• GIVEN TASK:
Locate and copy all lines bearing the word "checked".

#### DATA IN THIS EXERCISE

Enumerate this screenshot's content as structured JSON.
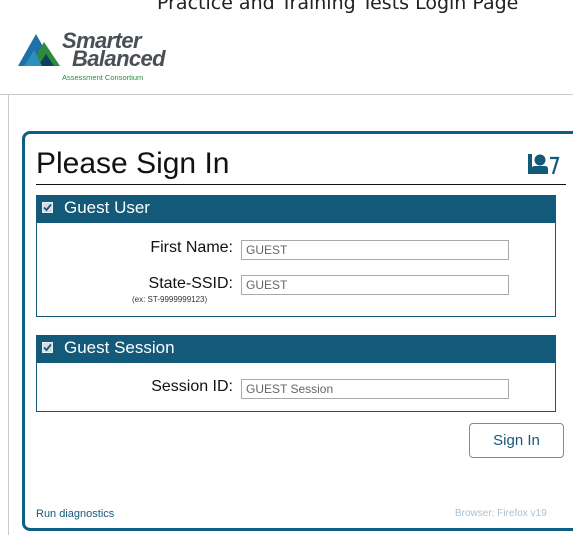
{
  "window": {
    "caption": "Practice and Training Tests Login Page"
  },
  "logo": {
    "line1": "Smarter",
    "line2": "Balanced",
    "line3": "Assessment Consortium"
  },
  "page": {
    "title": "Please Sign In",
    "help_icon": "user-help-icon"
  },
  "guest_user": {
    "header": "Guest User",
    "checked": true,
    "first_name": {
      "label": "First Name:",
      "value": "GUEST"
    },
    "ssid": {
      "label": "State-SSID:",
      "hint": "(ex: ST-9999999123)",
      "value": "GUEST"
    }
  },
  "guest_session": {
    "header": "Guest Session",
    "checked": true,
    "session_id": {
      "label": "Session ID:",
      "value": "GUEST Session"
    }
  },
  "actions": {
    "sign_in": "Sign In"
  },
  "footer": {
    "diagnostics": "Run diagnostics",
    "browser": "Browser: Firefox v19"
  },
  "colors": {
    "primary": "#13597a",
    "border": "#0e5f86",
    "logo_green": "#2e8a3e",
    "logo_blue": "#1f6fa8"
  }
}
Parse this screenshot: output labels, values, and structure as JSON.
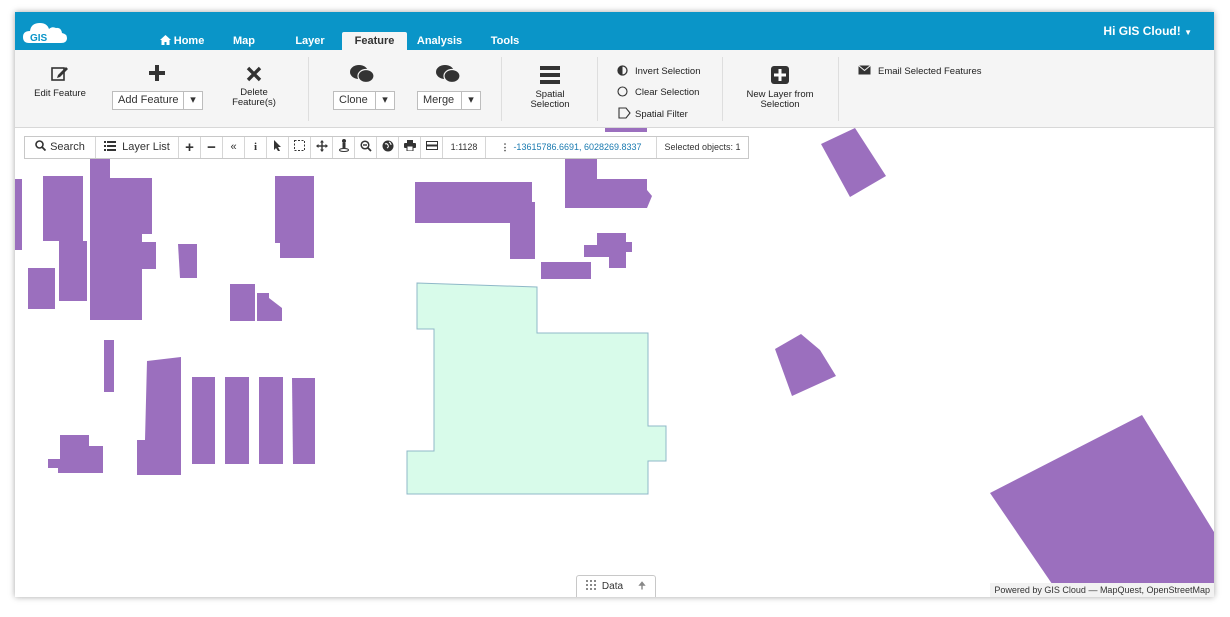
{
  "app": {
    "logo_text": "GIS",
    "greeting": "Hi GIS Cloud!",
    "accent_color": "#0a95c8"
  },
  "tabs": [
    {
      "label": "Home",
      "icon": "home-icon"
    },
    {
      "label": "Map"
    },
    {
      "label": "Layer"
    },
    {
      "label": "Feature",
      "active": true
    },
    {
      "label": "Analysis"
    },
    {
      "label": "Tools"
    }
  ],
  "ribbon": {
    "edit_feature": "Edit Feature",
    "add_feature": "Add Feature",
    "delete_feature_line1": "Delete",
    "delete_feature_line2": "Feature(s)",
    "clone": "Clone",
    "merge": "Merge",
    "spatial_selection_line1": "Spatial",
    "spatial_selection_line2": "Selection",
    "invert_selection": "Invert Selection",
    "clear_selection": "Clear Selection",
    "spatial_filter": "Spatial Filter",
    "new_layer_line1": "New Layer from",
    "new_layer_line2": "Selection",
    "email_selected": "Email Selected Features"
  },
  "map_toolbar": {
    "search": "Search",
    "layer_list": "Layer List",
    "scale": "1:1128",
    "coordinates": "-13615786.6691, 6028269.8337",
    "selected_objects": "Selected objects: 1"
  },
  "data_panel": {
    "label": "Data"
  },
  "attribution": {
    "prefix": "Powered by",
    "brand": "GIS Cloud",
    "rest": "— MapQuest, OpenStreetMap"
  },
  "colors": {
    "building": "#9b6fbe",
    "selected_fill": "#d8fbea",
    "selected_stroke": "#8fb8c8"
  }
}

########
#### DATA IN THIS EXERCISE

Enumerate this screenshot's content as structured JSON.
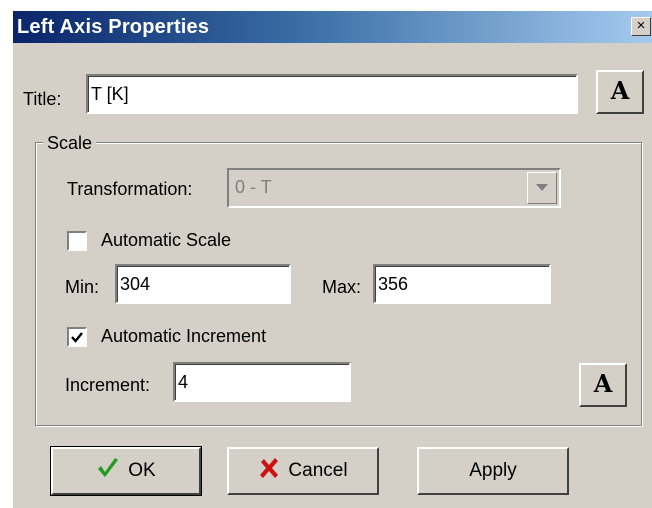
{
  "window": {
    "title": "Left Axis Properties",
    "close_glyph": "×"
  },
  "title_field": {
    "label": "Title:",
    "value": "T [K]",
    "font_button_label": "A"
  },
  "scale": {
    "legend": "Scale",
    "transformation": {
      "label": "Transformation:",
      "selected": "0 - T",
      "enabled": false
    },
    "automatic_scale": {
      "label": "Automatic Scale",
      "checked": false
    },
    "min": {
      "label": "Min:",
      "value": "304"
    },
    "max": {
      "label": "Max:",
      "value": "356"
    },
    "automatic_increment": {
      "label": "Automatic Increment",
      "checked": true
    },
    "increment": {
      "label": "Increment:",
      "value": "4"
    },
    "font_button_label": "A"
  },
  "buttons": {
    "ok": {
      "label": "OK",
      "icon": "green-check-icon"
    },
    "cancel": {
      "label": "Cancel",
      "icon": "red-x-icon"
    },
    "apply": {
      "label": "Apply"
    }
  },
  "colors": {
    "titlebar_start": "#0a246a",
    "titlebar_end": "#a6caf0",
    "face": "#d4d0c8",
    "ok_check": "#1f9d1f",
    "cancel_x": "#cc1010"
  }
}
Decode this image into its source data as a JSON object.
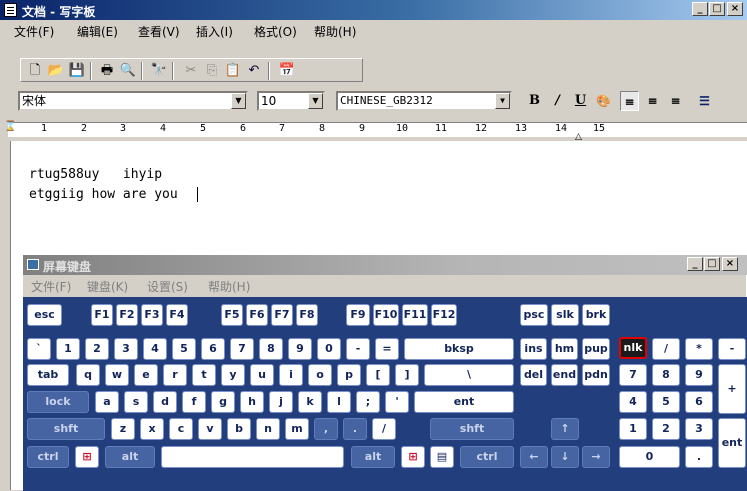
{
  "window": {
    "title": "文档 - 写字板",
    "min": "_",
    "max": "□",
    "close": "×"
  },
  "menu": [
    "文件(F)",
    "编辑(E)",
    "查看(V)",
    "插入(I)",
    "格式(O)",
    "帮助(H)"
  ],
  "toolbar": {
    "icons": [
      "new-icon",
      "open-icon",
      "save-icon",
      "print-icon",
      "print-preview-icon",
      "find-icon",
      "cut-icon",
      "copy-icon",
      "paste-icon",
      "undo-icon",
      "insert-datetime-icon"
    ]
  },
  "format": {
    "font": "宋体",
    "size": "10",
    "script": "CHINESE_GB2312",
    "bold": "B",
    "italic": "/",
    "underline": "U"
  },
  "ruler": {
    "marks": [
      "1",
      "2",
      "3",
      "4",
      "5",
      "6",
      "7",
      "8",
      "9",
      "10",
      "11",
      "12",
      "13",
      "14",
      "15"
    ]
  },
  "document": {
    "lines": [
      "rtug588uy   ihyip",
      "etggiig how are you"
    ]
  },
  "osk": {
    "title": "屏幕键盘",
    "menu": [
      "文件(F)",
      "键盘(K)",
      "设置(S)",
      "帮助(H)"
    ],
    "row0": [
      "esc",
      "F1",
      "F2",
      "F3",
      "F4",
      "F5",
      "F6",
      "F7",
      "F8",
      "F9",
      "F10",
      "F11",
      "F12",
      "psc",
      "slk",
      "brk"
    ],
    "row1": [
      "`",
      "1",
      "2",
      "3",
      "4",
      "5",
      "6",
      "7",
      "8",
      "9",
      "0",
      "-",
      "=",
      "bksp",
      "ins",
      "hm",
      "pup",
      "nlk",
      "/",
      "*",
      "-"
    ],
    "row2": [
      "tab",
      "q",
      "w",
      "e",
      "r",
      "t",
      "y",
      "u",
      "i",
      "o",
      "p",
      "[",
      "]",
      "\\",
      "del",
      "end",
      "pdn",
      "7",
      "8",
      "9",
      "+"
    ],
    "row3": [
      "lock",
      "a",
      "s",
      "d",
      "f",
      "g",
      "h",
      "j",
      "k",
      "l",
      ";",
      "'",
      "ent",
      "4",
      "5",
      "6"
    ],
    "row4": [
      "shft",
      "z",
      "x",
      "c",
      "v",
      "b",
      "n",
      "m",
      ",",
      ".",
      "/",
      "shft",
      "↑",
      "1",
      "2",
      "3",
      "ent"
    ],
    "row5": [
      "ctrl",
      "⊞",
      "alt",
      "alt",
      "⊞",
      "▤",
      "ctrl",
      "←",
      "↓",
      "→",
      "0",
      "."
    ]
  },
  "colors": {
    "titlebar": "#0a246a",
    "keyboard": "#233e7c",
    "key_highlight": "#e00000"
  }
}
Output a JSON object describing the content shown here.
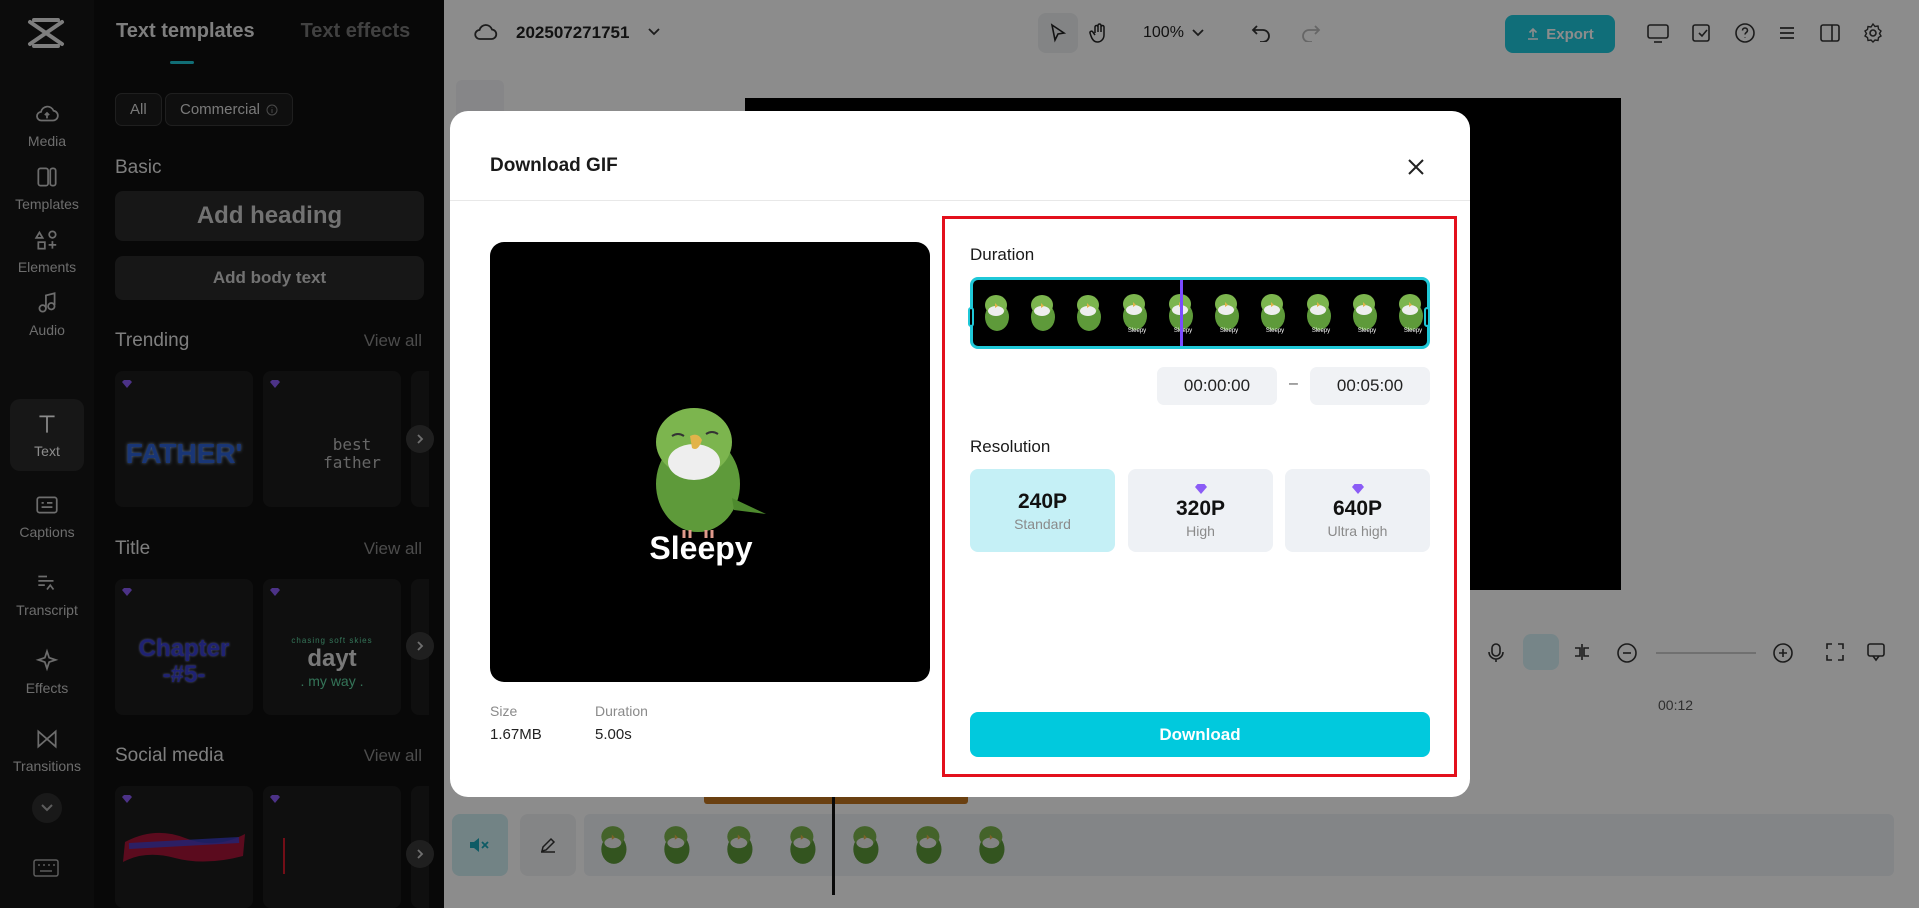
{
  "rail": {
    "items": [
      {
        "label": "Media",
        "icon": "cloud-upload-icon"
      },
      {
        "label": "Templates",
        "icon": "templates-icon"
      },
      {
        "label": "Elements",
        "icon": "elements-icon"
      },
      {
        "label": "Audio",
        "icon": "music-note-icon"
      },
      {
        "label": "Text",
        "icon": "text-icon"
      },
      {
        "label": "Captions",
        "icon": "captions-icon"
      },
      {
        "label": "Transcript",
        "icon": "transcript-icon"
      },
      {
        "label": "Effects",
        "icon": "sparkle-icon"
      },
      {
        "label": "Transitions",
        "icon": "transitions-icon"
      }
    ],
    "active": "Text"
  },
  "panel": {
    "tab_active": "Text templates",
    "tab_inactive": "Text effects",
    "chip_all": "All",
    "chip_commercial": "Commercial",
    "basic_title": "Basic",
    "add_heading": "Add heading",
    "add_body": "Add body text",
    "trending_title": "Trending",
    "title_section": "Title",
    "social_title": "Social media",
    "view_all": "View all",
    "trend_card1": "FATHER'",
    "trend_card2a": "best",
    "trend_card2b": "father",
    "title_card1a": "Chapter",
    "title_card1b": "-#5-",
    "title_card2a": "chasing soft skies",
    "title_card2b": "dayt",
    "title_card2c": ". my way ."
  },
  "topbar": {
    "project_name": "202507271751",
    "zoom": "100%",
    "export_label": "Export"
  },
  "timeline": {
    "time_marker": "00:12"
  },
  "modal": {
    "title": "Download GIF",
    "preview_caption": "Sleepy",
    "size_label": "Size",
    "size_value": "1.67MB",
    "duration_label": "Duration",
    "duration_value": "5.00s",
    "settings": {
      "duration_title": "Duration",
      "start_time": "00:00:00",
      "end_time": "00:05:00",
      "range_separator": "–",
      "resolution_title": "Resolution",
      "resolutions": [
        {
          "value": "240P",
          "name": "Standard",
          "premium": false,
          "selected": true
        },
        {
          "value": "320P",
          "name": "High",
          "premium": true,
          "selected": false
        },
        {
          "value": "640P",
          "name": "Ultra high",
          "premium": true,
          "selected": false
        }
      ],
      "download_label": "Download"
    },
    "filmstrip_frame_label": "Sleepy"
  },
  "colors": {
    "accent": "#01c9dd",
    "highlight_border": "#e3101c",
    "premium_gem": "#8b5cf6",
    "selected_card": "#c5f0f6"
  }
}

########
#### DATA IN THIS EXERCISE

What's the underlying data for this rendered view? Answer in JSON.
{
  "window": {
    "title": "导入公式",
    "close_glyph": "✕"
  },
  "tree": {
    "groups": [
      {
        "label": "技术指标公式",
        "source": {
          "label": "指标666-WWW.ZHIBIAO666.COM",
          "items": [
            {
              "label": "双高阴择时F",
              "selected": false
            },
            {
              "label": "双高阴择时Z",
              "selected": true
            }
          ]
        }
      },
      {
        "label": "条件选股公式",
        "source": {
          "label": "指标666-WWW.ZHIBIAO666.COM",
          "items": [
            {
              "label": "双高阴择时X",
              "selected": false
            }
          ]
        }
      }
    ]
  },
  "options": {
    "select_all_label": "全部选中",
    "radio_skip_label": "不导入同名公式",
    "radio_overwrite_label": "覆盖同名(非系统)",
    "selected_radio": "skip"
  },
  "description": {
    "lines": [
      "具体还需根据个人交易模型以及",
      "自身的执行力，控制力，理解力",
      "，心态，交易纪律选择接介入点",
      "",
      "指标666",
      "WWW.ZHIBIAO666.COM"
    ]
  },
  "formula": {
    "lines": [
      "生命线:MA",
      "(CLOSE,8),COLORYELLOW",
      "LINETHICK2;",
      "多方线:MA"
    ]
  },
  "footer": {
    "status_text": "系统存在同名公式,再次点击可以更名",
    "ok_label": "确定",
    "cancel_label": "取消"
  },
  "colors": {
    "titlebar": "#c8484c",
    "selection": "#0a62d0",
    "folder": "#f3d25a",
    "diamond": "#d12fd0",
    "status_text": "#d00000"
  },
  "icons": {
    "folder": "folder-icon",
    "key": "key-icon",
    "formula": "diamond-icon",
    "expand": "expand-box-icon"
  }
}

########

• SOLUTION BELOW:
    "checked": true,
    "checked": true,
      "checked": false
      "checked": true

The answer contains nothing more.